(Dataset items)
=======
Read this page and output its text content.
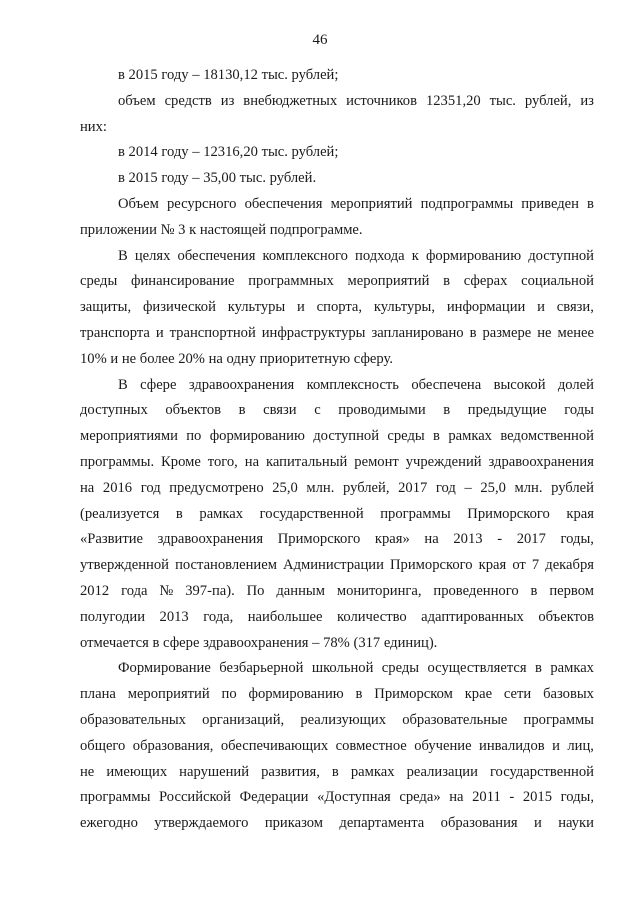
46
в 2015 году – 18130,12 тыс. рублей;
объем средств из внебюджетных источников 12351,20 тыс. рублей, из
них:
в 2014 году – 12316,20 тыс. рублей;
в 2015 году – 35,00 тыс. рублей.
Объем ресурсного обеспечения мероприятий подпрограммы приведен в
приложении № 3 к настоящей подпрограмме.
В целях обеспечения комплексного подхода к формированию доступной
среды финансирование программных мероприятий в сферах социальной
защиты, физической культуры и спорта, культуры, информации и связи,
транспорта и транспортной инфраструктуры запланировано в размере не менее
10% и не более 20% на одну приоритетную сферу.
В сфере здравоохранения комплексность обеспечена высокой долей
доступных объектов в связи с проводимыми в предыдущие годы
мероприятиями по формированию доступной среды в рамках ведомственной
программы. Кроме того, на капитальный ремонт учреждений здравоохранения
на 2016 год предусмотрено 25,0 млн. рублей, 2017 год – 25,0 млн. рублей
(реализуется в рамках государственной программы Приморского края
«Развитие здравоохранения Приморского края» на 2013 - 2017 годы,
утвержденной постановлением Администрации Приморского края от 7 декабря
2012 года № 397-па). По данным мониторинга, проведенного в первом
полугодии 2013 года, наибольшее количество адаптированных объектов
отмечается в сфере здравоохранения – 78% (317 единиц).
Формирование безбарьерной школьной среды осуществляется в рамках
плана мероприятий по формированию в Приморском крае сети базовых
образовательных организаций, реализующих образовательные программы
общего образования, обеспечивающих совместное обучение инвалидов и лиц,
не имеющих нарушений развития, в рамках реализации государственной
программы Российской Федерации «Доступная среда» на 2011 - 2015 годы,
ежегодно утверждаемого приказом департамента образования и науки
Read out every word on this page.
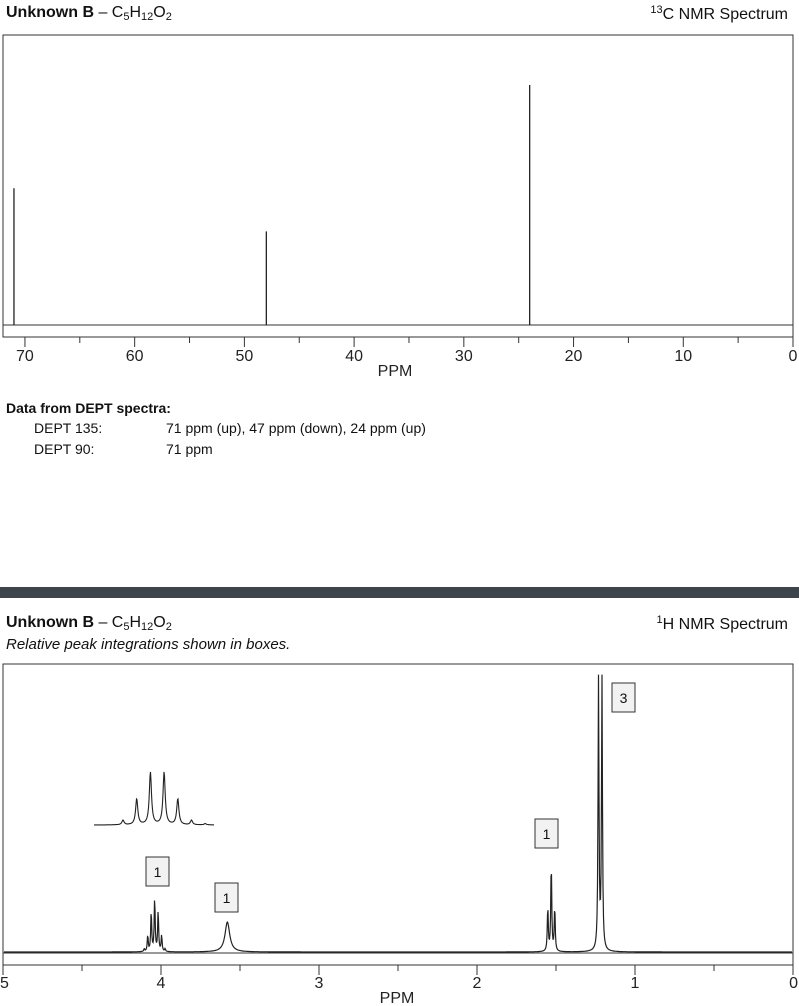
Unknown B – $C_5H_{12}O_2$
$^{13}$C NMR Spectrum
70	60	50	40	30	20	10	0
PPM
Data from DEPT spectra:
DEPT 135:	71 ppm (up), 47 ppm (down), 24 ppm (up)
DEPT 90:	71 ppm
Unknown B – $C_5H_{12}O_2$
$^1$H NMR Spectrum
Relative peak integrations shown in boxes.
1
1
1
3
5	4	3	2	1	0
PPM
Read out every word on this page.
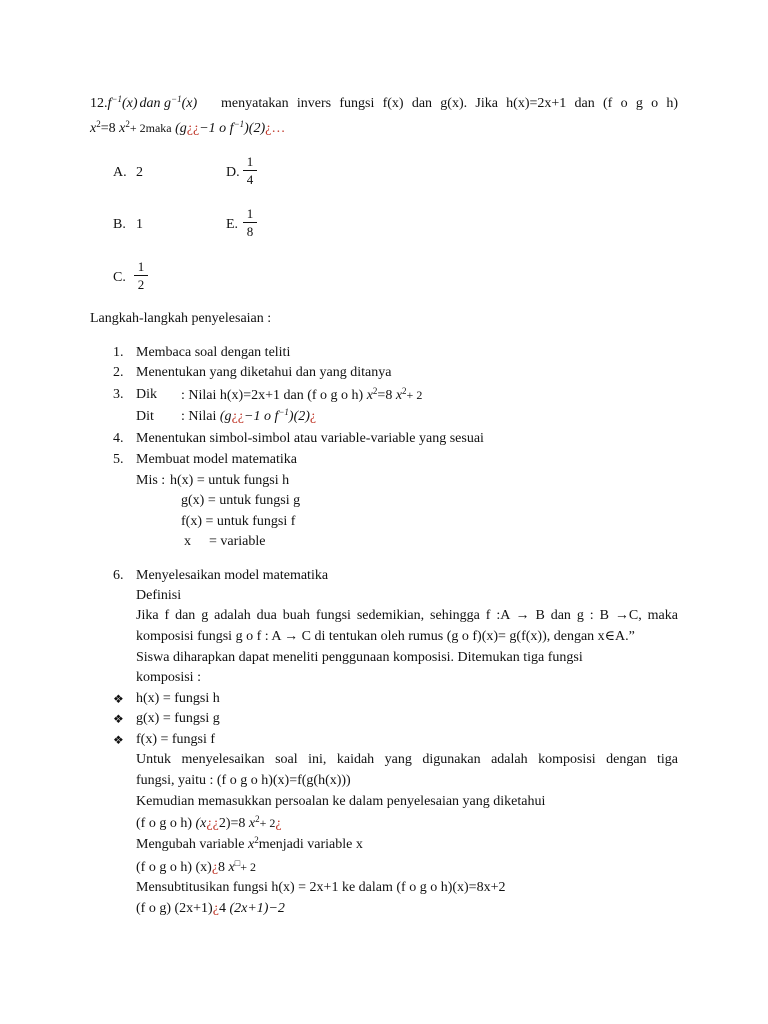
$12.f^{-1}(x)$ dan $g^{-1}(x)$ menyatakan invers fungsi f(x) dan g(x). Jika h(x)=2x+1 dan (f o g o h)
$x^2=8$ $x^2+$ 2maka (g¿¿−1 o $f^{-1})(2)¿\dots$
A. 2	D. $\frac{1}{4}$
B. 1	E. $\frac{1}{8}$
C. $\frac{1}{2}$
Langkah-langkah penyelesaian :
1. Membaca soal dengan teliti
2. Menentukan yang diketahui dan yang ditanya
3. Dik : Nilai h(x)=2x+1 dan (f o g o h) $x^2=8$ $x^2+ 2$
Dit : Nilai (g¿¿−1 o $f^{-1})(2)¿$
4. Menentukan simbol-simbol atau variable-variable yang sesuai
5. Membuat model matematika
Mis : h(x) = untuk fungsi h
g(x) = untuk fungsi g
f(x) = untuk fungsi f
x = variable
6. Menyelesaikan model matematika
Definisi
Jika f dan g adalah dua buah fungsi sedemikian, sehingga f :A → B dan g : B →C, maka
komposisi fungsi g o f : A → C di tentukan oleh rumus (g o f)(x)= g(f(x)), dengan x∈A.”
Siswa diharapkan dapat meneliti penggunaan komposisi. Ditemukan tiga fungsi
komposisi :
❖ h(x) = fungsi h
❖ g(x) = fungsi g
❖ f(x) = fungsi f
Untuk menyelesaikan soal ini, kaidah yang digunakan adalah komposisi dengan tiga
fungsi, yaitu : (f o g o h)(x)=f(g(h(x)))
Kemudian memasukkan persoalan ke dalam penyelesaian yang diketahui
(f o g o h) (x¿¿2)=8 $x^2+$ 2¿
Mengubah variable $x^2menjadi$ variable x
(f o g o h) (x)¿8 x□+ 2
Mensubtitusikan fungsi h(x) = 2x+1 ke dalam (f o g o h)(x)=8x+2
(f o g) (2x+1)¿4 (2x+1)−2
=======
Copy the records word for word, leaving no picture in the copy.

Read this page and output its text content.
46
в 2015 году – 18130,12 тыс. рублей;
объем средств из внебюджетных источников 12351,20 тыс. рублей, из
них:
в 2014 году – 12316,20 тыс. рублей;
в 2015 году – 35,00 тыс. рублей.
Объем ресурсного обеспечения мероприятий подпрограммы приведен в
приложении № 3 к настоящей подпрограмме.
В целях обеспечения комплексного подхода к формированию доступной
среды финансирование программных мероприятий в сферах социальной
защиты, физической культуры и спорта, культуры, информации и связи,
транспорта и транспортной инфраструктуры запланировано в размере не менее
10% и не более 20% на одну приоритетную сферу.
В сфере здравоохранения комплексность обеспечена высокой долей
доступных объектов в связи с проводимыми в предыдущие годы
мероприятиями по формированию доступной среды в рамках ведомственной
программы. Кроме того, на капитальный ремонт учреждений здравоохранения
на 2016 год предусмотрено 25,0 млн. рублей, 2017 год – 25,0 млн. рублей
(реализуется в рамках государственной программы Приморского края
«Развитие здравоохранения Приморского края» на 2013 - 2017 годы,
утвержденной постановлением Администрации Приморского края от 7 декабря
2012 года № 397-па). По данным мониторинга, проведенного в первом
полугодии 2013 года, наибольшее количество адаптированных объектов
отмечается в сфере здравоохранения – 78% (317 единиц).
Формирование безбарьерной школьной среды осуществляется в рамках
плана мероприятий по формированию в Приморском крае сети базовых
образовательных организаций, реализующих образовательные программы
общего образования, обеспечивающих совместное обучение инвалидов и лиц,
не имеющих нарушений развития, в рамках реализации государственной
программы Российской Федерации «Доступная среда» на 2011 - 2015 годы,
ежегодно утверждаемого приказом департамента образования и науки
Read out every word on this page.
Unknown B – $C_5H_{12}O_2$
$^{13}$C NMR Spectrum
70	60	50	40	30	20	10	0
PPM
Data from DEPT spectra:
DEPT 135:	71 ppm (up), 47 ppm (down), 24 ppm (up)
DEPT 90:	71 ppm
Unknown B – $C_5H_{12}O_2$
$^1$H NMR Spectrum
Relative peak integrations shown in boxes.
1
1
1
3
5	4	3	2	1	0
PPM
Read out every word on this page.
$12.f^{-1}(x)$ dan $g^{-1}(x)$ menyatakan invers fungsi f(x) dan g(x). Jika h(x)=2x+1 dan (f o g o h)
$x^2=8$ $x^2+$ 2maka (g¿¿−1 o $f^{-1})(2)¿\dots$
A. 2	D. $\frac{1}{4}$
B. 1	E. $\frac{1}{8}$
C. $\frac{1}{2}$
Langkah-langkah penyelesaian :
1. Membaca soal dengan teliti
2. Menentukan yang diketahui dan yang ditanya
3. Dik : Nilai h(x)=2x+1 dan (f o g o h) $x^2=8$ $x^2+ 2$
Dit : Nilai (g¿¿−1 o $f^{-1})(2)¿$
4. Menentukan simbol-simbol atau variable-variable yang sesuai
5. Membuat model matematika
Mis : h(x) = untuk fungsi h
g(x) = untuk fungsi g
f(x) = untuk fungsi f
x = variable
6. Menyelesaikan model matematika
Definisi
Jika f dan g adalah dua buah fungsi sedemikian, sehingga f :A → B dan g : B →C, maka
komposisi fungsi g o f : A → C di tentukan oleh rumus (g o f)(x)= g(f(x)), dengan x∈A.”
Siswa diharapkan dapat meneliti penggunaan komposisi. Ditemukan tiga fungsi
komposisi :
❖ h(x) = fungsi h
❖ g(x) = fungsi g
❖ f(x) = fungsi f
Untuk menyelesaikan soal ini, kaidah yang digunakan adalah komposisi dengan tiga
fungsi, yaitu : (f o g o h)(x)=f(g(h(x)))
Kemudian memasukkan persoalan ke dalam penyelesaian yang diketahui
(f o g o h) (x¿¿2)=8 $x^2+$ 2¿
Mengubah variable $x^2menjadi$ variable x
(f o g o h) (x)¿8 x□+ 2
Mensubtitusikan fungsi h(x) = 2x+1 ke dalam (f o g o h)(x)=8x+2
(f o g) (2x+1)¿4 (2x+1)−2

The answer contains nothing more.